= Supplied entries =
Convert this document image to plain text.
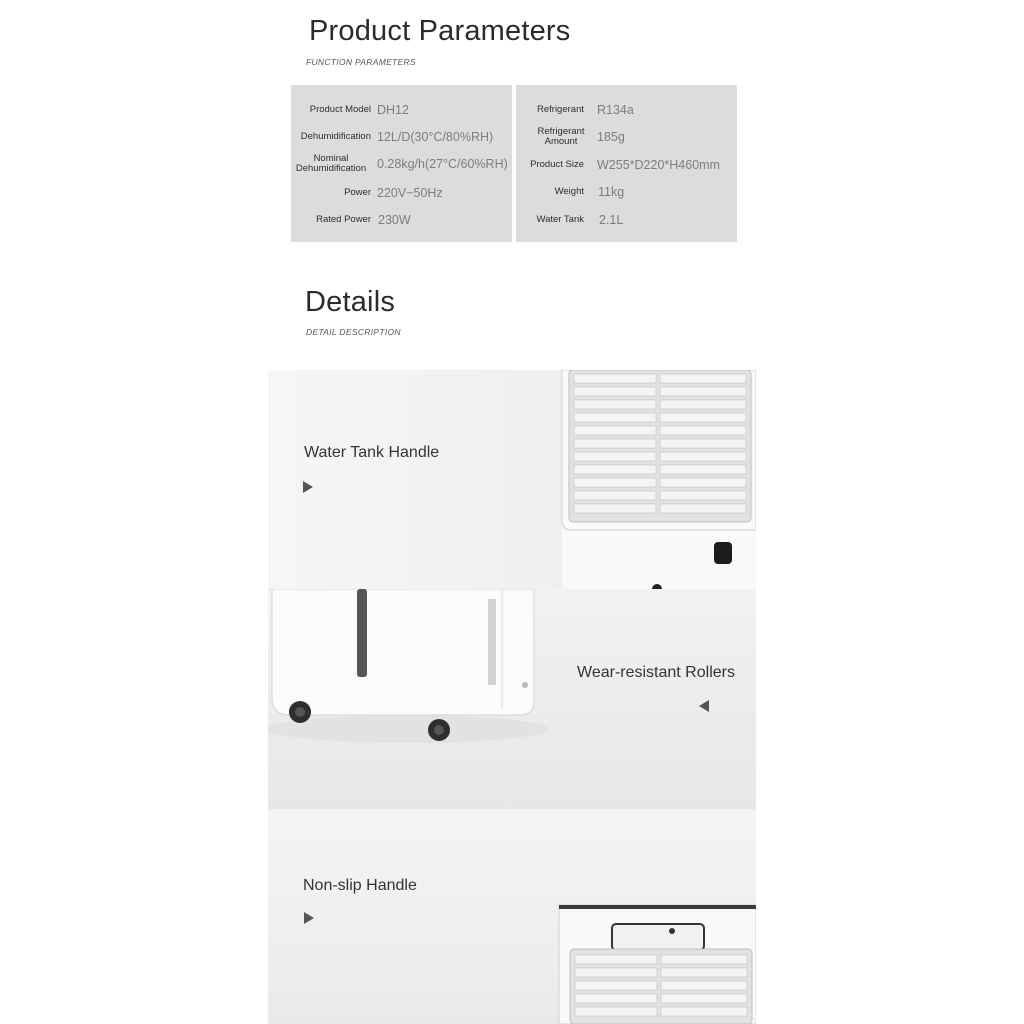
Product Parameters
FUNCTION PARAMETERS
Product Model DH12
Dehumidification 12L/D(30°C/80%RH)
Nominal Dehumidification 0.28kg/h(27°C/60%RH)
Power 220V~50Hz
Rated Power 230W
Refrigerant R134a
Refrigerant Amount	185g
Product Size W255*D220*H460mm
Weight 11kg
Water Tank 2.1L
Details
DETAIL DESCRIPTION
Water Tank Handle
Wear-resistant Rollers
Non-slip Handle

= Short exercise =
Check every line of the listing for the string "Refrigerant" and report how many lines have it, as a number alone.

= Written response =
2